● **What this task involves**
Filter the records below down to lines containing "loading".

● **Information supplied**
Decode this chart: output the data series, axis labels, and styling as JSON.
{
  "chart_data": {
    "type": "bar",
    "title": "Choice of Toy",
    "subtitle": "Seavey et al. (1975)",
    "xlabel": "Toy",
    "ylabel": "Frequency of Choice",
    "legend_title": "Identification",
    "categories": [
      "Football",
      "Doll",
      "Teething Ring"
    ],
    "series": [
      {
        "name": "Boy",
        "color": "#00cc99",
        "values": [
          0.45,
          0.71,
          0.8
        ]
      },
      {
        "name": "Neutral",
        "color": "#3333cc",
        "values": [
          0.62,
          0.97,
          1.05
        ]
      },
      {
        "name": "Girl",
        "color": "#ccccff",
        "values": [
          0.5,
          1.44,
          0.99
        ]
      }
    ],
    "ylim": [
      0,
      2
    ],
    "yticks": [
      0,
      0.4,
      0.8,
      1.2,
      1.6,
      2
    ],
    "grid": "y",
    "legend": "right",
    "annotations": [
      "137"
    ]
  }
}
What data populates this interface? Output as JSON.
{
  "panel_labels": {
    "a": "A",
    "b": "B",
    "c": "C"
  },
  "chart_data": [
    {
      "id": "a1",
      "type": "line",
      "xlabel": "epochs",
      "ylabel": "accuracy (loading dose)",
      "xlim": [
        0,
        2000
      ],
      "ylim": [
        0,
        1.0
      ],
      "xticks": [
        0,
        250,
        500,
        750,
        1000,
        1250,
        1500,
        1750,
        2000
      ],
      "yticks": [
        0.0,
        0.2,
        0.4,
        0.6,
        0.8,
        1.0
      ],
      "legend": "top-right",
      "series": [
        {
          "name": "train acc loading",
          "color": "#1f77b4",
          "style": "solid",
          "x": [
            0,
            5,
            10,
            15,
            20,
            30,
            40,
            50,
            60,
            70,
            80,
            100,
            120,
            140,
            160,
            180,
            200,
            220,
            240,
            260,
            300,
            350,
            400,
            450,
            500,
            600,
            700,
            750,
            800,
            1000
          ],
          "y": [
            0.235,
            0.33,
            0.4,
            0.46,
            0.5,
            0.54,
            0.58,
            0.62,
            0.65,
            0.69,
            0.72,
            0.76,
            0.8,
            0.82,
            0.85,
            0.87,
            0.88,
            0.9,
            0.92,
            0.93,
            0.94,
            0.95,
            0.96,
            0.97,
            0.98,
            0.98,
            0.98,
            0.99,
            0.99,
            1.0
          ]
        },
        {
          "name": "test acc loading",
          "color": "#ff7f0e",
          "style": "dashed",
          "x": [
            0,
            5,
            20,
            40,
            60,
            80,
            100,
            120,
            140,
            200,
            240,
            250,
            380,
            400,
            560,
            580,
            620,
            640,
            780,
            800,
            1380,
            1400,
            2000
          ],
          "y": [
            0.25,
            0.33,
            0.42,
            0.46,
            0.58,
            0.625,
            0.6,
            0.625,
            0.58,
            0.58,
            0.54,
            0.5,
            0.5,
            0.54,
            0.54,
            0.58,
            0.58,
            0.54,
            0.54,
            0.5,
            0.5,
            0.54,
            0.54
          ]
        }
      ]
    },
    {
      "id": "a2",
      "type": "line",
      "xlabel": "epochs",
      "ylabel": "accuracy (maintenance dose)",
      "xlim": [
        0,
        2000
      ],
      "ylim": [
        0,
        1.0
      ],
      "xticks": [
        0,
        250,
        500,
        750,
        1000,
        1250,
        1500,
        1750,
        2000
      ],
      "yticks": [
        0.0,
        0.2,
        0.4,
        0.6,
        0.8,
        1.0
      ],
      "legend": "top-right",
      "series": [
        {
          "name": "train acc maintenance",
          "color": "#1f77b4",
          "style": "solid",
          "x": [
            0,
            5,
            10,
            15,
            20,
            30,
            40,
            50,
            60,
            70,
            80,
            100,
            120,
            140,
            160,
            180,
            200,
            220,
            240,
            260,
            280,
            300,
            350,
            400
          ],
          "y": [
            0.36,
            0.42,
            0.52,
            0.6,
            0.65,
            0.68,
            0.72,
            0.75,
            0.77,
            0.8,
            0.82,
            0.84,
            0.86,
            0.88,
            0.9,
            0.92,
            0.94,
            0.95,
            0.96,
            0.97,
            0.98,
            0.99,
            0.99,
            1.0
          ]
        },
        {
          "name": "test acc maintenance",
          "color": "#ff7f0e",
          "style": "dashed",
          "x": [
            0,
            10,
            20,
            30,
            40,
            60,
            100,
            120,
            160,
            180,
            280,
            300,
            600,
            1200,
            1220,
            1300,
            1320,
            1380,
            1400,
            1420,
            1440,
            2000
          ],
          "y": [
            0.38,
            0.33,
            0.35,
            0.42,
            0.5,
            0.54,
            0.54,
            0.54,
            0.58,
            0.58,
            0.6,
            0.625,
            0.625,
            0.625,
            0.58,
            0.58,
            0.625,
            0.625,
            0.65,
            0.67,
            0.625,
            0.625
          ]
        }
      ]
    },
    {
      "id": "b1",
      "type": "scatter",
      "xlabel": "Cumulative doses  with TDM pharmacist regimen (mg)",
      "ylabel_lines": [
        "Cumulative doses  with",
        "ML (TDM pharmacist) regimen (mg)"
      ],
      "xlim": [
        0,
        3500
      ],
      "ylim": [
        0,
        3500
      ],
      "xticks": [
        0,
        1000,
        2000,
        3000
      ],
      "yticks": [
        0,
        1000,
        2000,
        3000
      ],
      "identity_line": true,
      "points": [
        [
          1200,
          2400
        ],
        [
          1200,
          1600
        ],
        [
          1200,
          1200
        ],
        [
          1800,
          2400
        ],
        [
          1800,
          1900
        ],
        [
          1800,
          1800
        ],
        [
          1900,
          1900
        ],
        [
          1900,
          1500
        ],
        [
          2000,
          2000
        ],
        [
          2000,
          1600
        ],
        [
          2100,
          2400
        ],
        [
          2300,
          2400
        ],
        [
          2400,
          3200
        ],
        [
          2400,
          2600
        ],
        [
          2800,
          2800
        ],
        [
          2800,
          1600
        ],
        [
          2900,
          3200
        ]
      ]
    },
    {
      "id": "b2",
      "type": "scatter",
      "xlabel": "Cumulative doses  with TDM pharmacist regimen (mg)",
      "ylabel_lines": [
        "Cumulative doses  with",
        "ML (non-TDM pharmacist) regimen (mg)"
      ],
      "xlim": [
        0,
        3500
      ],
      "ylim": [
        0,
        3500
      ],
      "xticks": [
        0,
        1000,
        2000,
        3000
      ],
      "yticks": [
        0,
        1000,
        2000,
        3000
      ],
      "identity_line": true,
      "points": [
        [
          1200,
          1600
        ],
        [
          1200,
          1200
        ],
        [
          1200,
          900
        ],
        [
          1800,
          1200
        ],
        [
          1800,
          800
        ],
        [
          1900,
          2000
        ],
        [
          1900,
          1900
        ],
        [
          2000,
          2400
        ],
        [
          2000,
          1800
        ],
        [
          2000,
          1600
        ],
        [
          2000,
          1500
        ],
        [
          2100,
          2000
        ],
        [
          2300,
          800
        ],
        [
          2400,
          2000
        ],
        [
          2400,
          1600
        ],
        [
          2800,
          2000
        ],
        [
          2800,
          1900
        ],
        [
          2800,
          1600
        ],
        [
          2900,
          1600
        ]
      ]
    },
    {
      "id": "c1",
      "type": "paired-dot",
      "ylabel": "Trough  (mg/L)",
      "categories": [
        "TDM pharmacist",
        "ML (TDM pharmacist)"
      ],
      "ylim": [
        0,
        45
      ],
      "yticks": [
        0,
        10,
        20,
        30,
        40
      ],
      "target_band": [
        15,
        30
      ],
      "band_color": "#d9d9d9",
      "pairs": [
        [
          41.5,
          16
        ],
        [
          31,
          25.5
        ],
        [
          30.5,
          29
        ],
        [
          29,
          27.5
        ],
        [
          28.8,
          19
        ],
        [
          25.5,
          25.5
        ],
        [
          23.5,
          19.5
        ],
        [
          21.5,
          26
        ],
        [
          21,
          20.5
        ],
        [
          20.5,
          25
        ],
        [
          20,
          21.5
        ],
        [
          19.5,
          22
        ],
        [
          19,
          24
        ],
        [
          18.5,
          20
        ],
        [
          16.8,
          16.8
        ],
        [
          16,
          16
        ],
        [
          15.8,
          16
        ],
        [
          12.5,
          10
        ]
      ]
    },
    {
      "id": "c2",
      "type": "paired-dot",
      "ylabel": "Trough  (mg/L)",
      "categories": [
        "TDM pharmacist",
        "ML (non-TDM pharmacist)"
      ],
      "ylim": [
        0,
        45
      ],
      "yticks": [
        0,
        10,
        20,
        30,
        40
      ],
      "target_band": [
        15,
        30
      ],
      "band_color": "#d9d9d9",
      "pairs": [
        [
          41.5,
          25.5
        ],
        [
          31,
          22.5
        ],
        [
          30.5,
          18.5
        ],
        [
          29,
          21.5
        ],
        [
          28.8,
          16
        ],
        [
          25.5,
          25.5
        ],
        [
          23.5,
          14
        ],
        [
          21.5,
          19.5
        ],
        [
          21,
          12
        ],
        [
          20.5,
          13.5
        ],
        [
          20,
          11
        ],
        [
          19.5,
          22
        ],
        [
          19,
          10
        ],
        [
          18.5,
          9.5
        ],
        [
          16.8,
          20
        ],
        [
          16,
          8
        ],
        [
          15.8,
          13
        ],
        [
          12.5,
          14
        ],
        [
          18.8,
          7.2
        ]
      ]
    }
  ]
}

● **The reply**
      "ylabel": "accuracy (loading dose)",
          "name": "train acc loading",
          "name": "test acc loading",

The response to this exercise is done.